What to work on:
Below is a listing; copy all of it exactly.

----------------

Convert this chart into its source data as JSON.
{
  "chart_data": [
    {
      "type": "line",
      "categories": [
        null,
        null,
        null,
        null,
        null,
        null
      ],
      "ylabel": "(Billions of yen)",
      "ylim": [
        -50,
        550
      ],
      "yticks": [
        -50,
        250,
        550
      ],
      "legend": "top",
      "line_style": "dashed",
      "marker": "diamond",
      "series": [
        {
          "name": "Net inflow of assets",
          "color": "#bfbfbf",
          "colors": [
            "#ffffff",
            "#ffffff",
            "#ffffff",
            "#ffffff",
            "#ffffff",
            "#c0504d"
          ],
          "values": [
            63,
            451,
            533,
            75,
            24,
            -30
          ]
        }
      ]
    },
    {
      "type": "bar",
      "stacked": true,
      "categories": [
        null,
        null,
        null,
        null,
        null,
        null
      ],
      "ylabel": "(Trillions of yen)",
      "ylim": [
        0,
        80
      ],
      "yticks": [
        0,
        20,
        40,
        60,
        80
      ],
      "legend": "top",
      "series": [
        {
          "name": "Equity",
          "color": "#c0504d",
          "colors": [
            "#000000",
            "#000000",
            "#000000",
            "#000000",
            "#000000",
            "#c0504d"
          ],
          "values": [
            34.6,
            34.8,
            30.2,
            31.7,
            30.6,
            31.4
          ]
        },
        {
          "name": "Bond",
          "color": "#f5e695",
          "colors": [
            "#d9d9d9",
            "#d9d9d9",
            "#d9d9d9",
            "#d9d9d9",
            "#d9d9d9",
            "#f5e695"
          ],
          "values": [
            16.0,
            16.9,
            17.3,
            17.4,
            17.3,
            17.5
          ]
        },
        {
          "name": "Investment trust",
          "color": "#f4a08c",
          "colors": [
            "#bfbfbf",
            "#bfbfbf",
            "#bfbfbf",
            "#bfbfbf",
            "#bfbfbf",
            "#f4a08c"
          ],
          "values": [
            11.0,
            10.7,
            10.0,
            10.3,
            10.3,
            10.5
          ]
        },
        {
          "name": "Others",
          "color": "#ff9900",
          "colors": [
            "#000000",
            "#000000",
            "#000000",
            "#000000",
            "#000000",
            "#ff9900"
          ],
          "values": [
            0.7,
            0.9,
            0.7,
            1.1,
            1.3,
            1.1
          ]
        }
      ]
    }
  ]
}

----------------

Solution for this exercise:
Convert this chart into its source data as JSON.
{
  "chart_data": [
    {
      "type": "line",
      "categories": [
        null,
        null,
        null,
        null,
        null,
        null
      ],
      "ylabel": "(Billions of yen)",
      "ylim": [
        -50,
        550
      ],
      "yticks": [
        -50,
        250,
        550
      ],
      "legend": "top",
      "line_style": "dashed",
      "marker": "diamond",
      "series": [
        {
          "name": "Net inflow of assets",
          "color": "#bfbfbf",
          "colors": [
            "#ffffff",
            "#ffffff",
            "#ffffff",
            "#ffffff",
            "#ffffff",
            "#c0504d"
          ],
          "values": [
            63,
            451,
            533,
            75,
            24,
            -30
          ]
        }
      ]
    },
    {
      "type": "bar",
      "stacked": true,
      "categories": [
        null,
        null,
        null,
        null,
        null,
        null
      ],
      "ylabel": "(Trillions of yen)",
      "ylim": [
        0,
        80
      ],
      "yticks": [
        0,
        20,
        40,
        60,
        80
      ],
      "legend": "top",
      "series": [
        {
          "name": "Equity",
          "color": "#c0504d",
          "colors": [
            "#000000",
            "#000000",
            "#000000",
            "#000000",
            "#000000",
            "#c0504d"
          ],
          "values": [
            34.6,
            34.8,
            30.2,
            31.7,
            30.6,
            31.4
          ]
        },
        {
          "name": "Bond",
          "color": "#f5e695",
          "colors": [
            "#d9d9d9",
            "#d9d9d9",
            "#d9d9d9",
            "#d9d9d9",
            "#d9d9d9",
            "#f5e695"
          ],
          "values": [
            16.0,
            16.9,
            17.3,
            17.4,
            17.3,
            17.5
          ]
        },
        {
          "name": "Investment trust",
          "color": "#f4a08c",
          "colors": [
            "#bfbfbf",
            "#bfbfbf",
            "#bfbfbf",
            "#bfbfbf",
            "#bfbfbf",
            "#f4a08c"
          ],
          "values": [
            11.0,
            10.7,
            10.0,
            10.3,
            10.3,
            10.5
          ]
        },
        {
          "name": "Others",
          "color": "#ff9900",
          "colors": [
            "#000000",
            "#000000",
            "#000000",
            "#000000",
            "#000000",
            "#ff9900"
          ],
          "values": [
            0.7,
            0.9,
            0.7,
            1.1,
            1.3,
            1.1
          ]
        }
      ]
    }
  ]
}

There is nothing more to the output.